Stated exercise — Transcribe the entries that follow exactly as they appear, minus pictures.

⁂

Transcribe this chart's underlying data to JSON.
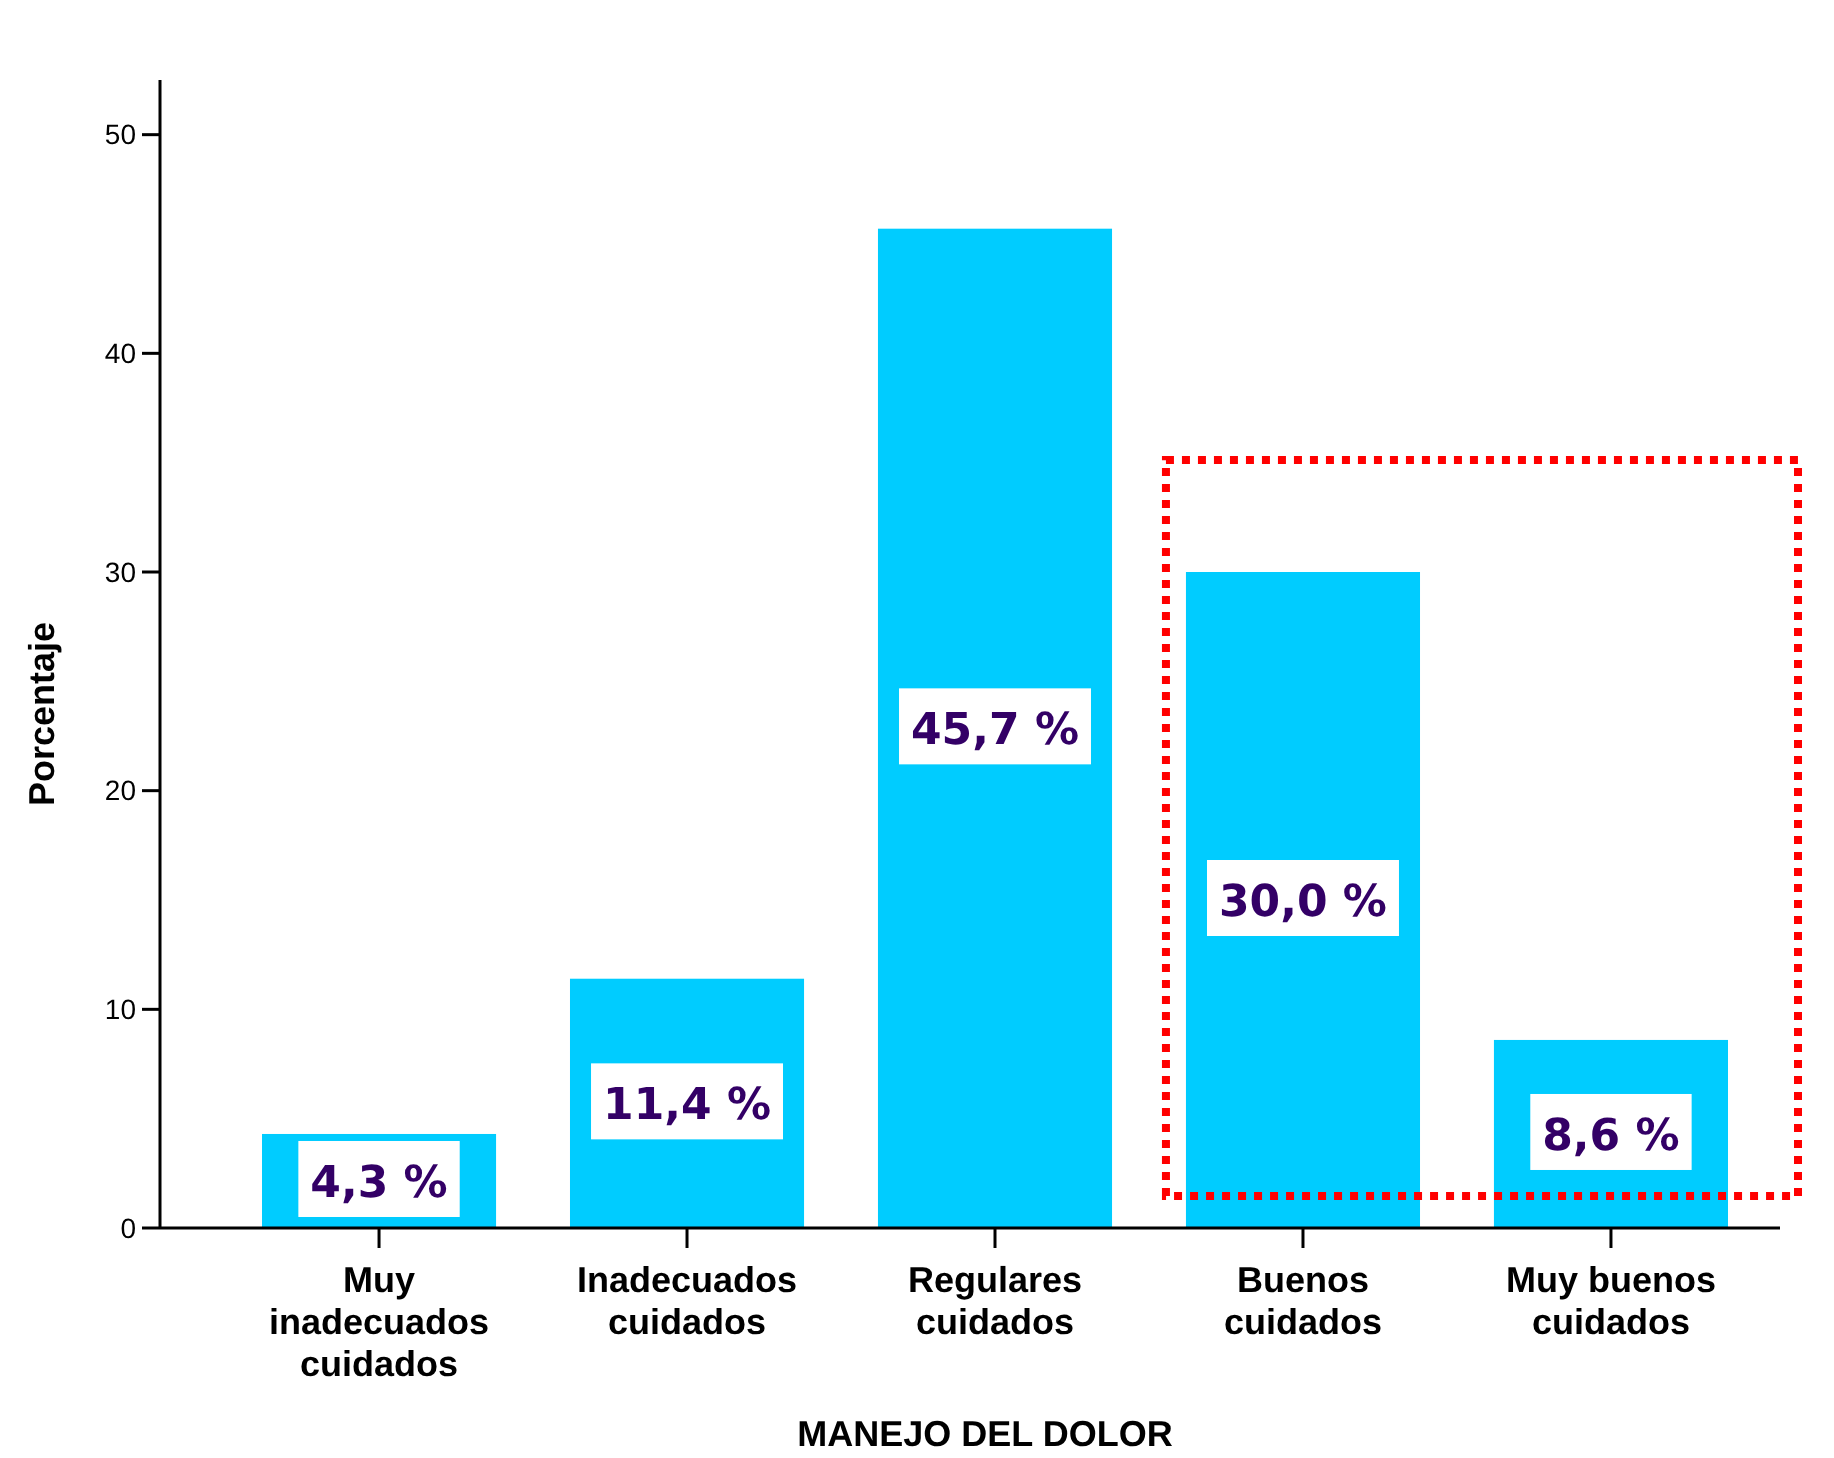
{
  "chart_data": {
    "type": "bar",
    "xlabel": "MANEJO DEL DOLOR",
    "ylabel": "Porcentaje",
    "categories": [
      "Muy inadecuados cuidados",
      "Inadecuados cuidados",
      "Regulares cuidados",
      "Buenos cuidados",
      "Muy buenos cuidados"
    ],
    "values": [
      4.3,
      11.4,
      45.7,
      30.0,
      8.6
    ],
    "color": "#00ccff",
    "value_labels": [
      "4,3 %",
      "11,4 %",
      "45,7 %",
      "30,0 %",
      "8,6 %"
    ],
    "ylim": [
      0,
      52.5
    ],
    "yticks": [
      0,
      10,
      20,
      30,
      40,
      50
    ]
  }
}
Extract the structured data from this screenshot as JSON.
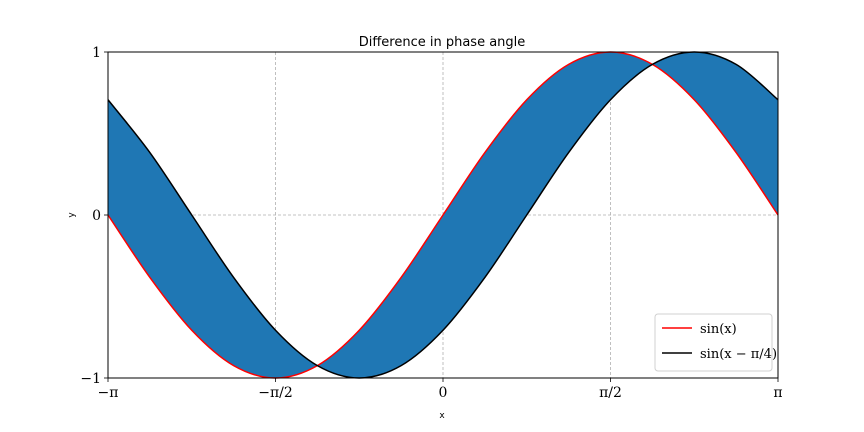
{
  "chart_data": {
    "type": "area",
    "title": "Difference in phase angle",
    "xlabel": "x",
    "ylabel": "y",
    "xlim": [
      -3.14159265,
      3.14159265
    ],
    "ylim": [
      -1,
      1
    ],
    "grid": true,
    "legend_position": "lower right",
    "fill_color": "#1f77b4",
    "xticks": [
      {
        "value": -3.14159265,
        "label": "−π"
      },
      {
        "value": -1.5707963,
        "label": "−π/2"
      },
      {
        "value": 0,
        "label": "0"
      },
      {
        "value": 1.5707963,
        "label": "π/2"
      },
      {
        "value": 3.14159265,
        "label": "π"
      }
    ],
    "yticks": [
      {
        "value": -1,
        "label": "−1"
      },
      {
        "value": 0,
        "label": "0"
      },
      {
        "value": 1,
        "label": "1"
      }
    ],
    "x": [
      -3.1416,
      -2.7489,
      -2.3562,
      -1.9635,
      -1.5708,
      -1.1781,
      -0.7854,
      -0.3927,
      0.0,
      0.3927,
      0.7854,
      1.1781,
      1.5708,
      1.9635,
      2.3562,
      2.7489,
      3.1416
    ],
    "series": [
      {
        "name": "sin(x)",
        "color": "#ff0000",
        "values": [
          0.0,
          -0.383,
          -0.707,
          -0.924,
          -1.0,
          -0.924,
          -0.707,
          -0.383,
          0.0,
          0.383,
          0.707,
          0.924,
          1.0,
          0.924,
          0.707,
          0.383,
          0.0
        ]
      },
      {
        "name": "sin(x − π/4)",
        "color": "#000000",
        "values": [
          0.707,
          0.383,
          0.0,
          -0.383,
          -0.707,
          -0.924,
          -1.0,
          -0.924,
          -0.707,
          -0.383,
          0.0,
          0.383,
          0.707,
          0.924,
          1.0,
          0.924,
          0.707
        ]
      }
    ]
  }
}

⁂

Written solution —
Transcribe this chart's underlying data to JSON.
{
  "chart_data": {
    "type": "bar",
    "xlabel": "MANEJO DEL DOLOR",
    "ylabel": "Porcentaje",
    "categories": [
      "Muy inadecuados cuidados",
      "Inadecuados cuidados",
      "Regulares cuidados",
      "Buenos cuidados",
      "Muy buenos cuidados"
    ],
    "values": [
      4.3,
      11.4,
      45.7,
      30.0,
      8.6
    ],
    "color": "#00ccff",
    "value_labels": [
      "4,3 %",
      "11,4 %",
      "45,7 %",
      "30,0 %",
      "8,6 %"
    ],
    "ylim": [
      0,
      52.5
    ],
    "yticks": [
      0,
      10,
      20,
      30,
      40,
      50
    ]
  }
}
Extract the structured data from this screenshot as JSON.
{
  "chart_data": {
    "type": "area",
    "title": "Difference in phase angle",
    "xlabel": "x",
    "ylabel": "y",
    "xlim": [
      -3.14159265,
      3.14159265
    ],
    "ylim": [
      -1,
      1
    ],
    "grid": true,
    "legend_position": "lower right",
    "fill_color": "#1f77b4",
    "xticks": [
      {
        "value": -3.14159265,
        "label": "−π"
      },
      {
        "value": -1.5707963,
        "label": "−π/2"
      },
      {
        "value": 0,
        "label": "0"
      },
      {
        "value": 1.5707963,
        "label": "π/2"
      },
      {
        "value": 3.14159265,
        "label": "π"
      }
    ],
    "yticks": [
      {
        "value": -1,
        "label": "−1"
      },
      {
        "value": 0,
        "label": "0"
      },
      {
        "value": 1,
        "label": "1"
      }
    ],
    "x": [
      -3.1416,
      -2.7489,
      -2.3562,
      -1.9635,
      -1.5708,
      -1.1781,
      -0.7854,
      -0.3927,
      0.0,
      0.3927,
      0.7854,
      1.1781,
      1.5708,
      1.9635,
      2.3562,
      2.7489,
      3.1416
    ],
    "series": [
      {
        "name": "sin(x)",
        "color": "#ff0000",
        "values": [
          0.0,
          -0.383,
          -0.707,
          -0.924,
          -1.0,
          -0.924,
          -0.707,
          -0.383,
          0.0,
          0.383,
          0.707,
          0.924,
          1.0,
          0.924,
          0.707,
          0.383,
          0.0
        ]
      },
      {
        "name": "sin(x − π/4)",
        "color": "#000000",
        "values": [
          0.707,
          0.383,
          0.0,
          -0.383,
          -0.707,
          -0.924,
          -1.0,
          -0.924,
          -0.707,
          -0.383,
          0.0,
          0.383,
          0.707,
          0.924,
          1.0,
          0.924,
          0.707
        ]
      }
    ]
  }
}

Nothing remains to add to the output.